Requirement ▸ Single out the lines that include the word "this". Copy them.

Entries ▸
□ □ □ □

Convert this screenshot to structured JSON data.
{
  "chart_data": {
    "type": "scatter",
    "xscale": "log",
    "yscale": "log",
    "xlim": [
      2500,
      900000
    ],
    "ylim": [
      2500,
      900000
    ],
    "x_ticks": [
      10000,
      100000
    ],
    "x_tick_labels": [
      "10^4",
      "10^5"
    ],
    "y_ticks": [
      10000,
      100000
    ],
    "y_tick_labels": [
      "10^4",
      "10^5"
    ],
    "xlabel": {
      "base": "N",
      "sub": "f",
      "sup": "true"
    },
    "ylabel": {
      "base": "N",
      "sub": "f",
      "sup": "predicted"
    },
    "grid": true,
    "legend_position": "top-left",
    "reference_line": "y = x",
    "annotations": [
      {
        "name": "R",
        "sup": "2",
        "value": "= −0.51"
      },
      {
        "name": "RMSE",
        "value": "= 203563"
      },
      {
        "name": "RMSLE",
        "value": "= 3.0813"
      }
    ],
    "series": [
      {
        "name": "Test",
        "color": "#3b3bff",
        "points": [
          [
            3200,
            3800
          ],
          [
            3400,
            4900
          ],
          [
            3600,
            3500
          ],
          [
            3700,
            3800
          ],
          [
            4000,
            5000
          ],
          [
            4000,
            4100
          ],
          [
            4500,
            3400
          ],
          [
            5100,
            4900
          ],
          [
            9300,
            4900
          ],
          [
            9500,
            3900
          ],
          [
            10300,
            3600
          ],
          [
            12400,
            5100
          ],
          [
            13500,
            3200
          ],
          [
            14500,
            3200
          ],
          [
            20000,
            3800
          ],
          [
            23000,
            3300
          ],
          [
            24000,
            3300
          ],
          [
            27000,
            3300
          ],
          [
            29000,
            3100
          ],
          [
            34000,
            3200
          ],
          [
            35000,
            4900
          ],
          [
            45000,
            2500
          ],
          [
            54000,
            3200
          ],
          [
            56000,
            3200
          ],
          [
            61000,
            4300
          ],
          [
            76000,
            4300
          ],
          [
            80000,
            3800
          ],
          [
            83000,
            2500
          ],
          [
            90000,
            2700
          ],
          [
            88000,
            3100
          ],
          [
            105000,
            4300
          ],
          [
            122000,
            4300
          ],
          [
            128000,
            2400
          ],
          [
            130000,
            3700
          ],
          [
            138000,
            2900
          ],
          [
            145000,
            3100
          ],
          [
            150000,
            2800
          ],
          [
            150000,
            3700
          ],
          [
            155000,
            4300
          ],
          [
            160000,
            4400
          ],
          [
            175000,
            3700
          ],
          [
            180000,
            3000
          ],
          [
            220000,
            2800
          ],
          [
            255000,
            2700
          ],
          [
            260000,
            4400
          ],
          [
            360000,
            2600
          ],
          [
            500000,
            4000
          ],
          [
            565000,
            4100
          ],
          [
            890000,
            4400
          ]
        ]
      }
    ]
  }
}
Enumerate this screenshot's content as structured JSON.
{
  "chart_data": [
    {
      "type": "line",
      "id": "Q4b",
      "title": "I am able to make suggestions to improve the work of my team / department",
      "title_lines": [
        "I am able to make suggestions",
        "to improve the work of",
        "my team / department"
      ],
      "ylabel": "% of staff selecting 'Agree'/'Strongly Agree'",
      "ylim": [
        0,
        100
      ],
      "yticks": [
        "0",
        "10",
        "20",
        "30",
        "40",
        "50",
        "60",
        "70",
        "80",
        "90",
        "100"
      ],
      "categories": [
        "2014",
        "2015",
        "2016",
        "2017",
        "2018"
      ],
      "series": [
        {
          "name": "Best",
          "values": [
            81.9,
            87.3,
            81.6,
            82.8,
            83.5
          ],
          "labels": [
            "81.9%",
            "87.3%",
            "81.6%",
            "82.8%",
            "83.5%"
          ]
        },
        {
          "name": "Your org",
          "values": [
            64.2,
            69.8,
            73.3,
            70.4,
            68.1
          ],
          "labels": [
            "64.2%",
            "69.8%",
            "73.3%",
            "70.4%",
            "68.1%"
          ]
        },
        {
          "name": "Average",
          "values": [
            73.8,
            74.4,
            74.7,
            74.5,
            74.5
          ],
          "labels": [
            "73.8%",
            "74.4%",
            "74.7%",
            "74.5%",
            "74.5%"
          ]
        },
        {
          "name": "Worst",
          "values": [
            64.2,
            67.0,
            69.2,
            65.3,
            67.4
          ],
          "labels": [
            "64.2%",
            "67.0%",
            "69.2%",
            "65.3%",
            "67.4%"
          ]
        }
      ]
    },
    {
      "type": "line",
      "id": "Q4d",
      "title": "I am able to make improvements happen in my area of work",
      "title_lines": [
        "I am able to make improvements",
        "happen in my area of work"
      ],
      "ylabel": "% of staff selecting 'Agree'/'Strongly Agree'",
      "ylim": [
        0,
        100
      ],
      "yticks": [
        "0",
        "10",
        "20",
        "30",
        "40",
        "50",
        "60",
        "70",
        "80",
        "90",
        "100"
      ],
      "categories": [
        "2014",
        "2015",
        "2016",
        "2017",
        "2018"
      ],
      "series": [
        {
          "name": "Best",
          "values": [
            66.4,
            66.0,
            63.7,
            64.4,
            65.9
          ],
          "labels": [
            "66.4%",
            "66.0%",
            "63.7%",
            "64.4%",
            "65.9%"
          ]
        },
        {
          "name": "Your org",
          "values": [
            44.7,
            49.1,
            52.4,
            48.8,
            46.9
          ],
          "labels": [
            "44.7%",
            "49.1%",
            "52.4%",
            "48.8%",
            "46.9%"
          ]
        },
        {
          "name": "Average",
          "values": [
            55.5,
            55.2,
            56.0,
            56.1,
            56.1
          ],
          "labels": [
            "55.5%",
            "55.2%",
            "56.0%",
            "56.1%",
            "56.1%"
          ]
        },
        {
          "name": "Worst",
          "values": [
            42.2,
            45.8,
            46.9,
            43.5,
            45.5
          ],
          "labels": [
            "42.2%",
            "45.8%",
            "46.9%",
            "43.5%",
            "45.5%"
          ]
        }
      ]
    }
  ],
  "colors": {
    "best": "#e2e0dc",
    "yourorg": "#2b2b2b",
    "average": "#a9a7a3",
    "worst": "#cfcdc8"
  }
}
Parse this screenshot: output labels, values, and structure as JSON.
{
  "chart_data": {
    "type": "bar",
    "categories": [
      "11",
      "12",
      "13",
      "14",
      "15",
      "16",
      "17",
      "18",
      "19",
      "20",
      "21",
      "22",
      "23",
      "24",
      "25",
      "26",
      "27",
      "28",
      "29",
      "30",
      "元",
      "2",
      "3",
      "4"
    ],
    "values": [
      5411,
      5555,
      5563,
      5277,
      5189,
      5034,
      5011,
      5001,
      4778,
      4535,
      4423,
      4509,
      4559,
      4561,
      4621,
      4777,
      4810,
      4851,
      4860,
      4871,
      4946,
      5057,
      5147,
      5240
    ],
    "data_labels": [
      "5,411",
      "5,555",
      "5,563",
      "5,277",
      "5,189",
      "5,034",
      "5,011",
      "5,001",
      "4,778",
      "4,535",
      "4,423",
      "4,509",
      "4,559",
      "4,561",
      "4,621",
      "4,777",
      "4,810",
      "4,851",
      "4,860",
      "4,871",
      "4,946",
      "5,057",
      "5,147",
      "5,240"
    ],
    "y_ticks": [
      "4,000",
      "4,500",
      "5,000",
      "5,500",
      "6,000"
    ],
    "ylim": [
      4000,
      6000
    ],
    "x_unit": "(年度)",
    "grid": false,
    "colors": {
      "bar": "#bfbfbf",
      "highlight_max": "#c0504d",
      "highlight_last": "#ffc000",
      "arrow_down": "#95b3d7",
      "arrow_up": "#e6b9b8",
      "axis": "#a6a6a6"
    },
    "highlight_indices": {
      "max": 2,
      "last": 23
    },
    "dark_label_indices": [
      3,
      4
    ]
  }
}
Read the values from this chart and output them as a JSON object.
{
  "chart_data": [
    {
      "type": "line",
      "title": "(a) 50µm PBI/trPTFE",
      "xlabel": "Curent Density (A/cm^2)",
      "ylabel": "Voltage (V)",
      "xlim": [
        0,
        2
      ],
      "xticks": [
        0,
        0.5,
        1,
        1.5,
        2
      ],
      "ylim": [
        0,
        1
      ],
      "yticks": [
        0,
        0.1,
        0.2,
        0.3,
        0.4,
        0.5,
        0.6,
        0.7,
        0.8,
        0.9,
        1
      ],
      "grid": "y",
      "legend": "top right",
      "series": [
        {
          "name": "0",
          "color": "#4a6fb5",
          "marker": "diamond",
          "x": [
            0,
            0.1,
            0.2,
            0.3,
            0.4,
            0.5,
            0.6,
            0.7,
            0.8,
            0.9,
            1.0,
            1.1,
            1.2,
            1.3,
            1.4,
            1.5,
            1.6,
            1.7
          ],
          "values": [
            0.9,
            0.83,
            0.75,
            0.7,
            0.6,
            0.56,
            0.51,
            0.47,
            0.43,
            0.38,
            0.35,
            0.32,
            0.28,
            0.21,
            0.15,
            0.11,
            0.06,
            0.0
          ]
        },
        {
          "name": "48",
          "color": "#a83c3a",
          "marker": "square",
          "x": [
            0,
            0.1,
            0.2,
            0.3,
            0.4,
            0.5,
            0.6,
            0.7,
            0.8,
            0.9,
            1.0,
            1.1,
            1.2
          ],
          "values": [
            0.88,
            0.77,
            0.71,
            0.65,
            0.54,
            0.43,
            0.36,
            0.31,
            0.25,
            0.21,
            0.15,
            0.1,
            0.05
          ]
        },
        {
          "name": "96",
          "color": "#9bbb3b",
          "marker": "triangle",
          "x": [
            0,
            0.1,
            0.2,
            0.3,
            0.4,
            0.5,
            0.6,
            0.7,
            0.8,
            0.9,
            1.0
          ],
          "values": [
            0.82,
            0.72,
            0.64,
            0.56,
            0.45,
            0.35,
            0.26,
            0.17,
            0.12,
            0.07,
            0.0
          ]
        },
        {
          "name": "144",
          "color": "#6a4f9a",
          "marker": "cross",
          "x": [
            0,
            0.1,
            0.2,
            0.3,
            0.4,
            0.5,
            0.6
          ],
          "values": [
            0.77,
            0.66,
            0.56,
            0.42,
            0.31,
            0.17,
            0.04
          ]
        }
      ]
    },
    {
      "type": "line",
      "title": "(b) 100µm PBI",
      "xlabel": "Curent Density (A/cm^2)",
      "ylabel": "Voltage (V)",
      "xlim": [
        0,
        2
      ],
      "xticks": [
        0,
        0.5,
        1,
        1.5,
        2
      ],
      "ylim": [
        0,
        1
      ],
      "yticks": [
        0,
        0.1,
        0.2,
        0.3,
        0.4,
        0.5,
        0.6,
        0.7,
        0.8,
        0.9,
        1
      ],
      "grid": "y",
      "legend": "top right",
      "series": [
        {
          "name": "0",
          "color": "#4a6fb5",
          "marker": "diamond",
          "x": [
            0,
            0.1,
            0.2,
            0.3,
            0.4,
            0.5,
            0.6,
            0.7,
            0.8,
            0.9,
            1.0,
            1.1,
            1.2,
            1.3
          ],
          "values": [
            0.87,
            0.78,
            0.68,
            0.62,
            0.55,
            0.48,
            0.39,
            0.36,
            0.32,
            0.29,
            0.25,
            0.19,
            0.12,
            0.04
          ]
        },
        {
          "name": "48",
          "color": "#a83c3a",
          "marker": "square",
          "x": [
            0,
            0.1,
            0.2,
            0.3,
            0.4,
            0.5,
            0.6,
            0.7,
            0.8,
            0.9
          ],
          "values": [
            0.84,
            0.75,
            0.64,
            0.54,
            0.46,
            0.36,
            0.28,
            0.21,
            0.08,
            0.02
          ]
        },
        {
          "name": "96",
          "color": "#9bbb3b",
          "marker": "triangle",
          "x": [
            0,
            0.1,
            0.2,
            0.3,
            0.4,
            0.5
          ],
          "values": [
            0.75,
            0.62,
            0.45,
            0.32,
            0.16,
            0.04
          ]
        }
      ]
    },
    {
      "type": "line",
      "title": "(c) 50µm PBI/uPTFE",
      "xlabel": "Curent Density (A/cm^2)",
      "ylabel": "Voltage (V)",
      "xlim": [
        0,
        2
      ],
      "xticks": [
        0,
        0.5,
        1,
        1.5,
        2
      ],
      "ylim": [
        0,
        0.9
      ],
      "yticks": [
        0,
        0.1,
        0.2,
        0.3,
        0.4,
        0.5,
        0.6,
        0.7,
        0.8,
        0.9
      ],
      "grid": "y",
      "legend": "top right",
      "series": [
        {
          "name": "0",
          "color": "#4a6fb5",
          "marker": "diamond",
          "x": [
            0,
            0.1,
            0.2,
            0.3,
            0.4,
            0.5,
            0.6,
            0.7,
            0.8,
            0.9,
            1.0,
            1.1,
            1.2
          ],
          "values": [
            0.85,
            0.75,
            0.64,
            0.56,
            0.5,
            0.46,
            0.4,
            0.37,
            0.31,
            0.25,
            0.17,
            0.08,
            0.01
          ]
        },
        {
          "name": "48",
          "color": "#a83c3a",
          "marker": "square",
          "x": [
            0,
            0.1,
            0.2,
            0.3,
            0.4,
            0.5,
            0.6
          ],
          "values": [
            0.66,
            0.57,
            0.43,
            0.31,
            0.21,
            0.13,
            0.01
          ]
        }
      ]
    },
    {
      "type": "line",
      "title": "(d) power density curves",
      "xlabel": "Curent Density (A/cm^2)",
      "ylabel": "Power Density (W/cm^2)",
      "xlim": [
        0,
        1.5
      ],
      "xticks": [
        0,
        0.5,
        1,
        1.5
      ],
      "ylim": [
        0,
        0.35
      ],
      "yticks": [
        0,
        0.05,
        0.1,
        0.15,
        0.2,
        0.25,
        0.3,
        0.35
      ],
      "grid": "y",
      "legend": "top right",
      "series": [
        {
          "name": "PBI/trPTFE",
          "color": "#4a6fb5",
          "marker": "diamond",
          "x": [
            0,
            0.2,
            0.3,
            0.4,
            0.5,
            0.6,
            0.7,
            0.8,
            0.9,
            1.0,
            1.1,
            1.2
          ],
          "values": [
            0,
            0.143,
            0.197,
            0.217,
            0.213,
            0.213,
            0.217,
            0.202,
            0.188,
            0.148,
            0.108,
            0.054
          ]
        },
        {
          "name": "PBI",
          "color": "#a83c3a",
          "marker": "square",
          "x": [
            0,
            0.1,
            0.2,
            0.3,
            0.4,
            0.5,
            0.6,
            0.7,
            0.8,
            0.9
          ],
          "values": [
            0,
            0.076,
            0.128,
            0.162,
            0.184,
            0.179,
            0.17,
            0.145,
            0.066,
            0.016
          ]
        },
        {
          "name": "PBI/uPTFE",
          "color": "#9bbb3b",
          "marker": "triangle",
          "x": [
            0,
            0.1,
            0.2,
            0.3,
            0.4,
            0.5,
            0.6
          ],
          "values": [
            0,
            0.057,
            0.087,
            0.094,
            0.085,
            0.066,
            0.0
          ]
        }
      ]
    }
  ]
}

□ □ □ □

Exercise response ▸
Convert this screenshot to structured JSON data.
Enumerate this screenshot's content as structured JSON.
Parse this screenshot: output labels, values, and structure as JSON.
Read the values from this chart and output them as a JSON object.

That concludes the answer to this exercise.